▶ Page text:
^^^^^^^^^^^^^^^^
For the purpose of this paper, we shall work with a sub-set of PubChem that contains the at least the following basic molecular properties:
Canonical SMILES - a string that specifies the chemical structures and bonds in a molecule. For example, the Canonical SMILES string for acetaminophen is CC(=O)NC1=CC=C(C=C1)O. We shall discuss more about the SMILES notation is section 2.4.
Molecular Weight - this is real number that represents the mass of a given molecule and its measured in daltons, or in molar mass (g/mol). The molecular weight for acetaminophen is 155.19 g/mol.
XLogP - this is real number representing the logarithm of the partition coefficient P of the molecule with respect to 1-octanol and water, and computed with the XLogP3 method (Cheng et al, 2007). The XlogP3 for acetaminophen is 0.5.
2.4. SMILES Representations
The Simplified Molecular Input Line Entry System (SMILES) is a character-based notation for describing chemical structures in a way that is easier for computers to interpret. SMILES represent a molecule’s spatial organization model using a series characters without white spaces, employing a straightforward vocabulary and minimal grammar rules. In this notation, atoms are depict with their atomic symbols while bonds and branches are denoted by special characters. Figure 1, obtained from PubChem, presents the 2-D chemical structure of Cyclamic acid with a molecular formula of C6H13NO3S, and a canonical SMILES of C1CCC(CC1)NS(=O)(=O)O.
Fig. 1:

2-D chemical structure of Cyclamic acid.
One complication we found is that straightforward application the rules for generating a SMILES string can yield more than one string representation per molecule. To ensure consistency, chemical databases use a canonicalization algorithm so that each compound has a unique representation. In PubChem, this representation is called Canonical SMILES. Similarly, Isomeric SMILES are a variation of SMILES in which information on isotopes and stereochemistry (i.e., 3-D structures) is included within the string. A detailed description of the specifics of these canonicalization algorithms, isomeric variations, and stereochemistry is beyond the scope of this paper. The original SMILES framework was a proprietary framework, but since then a new open-standard called OpenSMILES has been developed by the chemistry research community. The interested reader can find more details in the OpenSMILES specification web site.
^^^^^^^^^^^^^^^^
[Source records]
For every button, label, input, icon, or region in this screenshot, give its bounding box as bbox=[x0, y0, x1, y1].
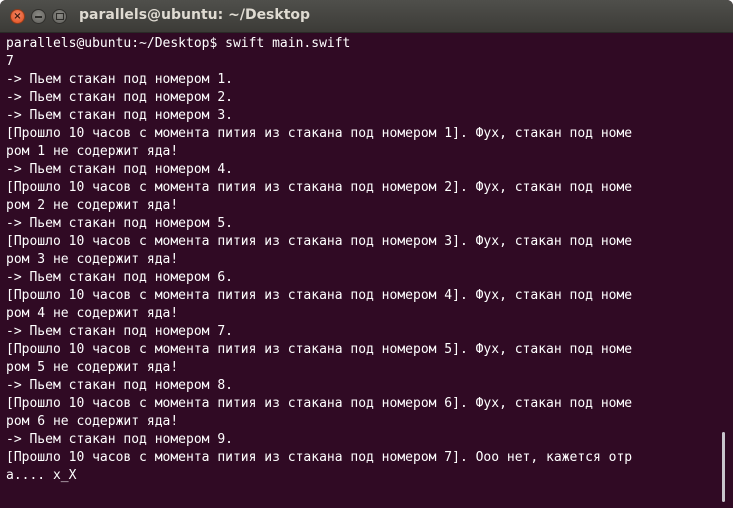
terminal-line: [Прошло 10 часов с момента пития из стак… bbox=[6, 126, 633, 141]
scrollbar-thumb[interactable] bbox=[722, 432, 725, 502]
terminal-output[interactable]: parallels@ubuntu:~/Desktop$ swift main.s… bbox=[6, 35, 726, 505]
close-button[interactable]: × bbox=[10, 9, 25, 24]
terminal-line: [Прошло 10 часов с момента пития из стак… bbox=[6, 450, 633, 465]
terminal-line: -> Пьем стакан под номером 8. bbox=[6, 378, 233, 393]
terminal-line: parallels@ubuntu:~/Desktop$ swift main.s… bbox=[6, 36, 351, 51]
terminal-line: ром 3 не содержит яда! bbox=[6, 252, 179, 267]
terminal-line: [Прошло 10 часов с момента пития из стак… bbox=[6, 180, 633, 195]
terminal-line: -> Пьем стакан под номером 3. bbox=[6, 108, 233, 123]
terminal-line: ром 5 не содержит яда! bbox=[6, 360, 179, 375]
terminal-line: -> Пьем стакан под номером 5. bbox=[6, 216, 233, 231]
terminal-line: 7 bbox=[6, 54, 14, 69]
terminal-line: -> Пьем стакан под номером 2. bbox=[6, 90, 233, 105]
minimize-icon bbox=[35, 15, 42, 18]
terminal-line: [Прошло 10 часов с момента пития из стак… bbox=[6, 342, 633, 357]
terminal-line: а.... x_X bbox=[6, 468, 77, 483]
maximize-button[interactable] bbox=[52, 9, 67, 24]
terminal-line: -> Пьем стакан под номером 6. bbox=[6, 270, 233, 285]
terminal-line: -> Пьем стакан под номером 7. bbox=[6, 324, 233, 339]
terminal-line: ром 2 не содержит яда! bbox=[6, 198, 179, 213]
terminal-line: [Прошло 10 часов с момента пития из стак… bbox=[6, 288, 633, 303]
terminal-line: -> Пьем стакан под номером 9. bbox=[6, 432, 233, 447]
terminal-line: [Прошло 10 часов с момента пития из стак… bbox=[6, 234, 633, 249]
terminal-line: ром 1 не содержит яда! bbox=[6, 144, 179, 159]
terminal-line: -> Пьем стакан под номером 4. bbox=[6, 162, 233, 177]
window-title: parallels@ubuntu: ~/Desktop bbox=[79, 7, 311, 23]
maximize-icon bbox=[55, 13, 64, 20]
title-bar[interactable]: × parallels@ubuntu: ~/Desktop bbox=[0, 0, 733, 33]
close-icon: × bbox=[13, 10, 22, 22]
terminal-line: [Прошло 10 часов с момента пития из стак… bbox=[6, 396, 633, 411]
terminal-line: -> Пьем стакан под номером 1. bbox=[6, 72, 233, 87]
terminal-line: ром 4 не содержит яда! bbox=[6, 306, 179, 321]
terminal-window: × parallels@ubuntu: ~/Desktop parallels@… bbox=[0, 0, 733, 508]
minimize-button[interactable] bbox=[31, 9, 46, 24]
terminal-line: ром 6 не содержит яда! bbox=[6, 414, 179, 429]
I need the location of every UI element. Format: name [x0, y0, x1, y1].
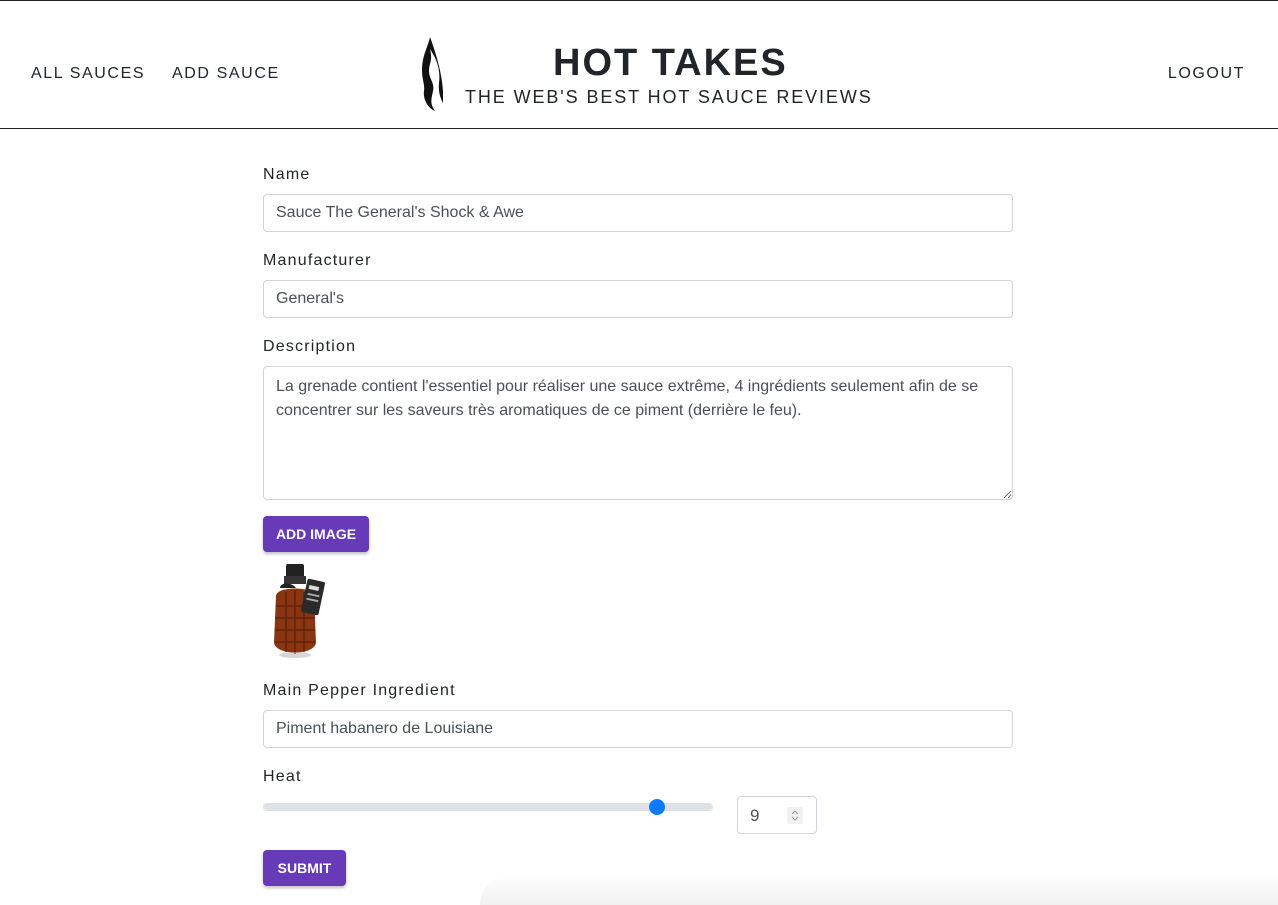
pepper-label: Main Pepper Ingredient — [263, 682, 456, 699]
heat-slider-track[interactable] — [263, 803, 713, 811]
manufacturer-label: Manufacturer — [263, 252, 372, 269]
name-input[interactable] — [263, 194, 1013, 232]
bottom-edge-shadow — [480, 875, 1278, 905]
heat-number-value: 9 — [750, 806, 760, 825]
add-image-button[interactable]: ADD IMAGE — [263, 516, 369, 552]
^^^^^^^^^^^^^^^^
In the page text, what does PubChem call the unique string that a canonicalization algorithm produces for each compound?

▶ Exercise answer:
Canonical SMILES.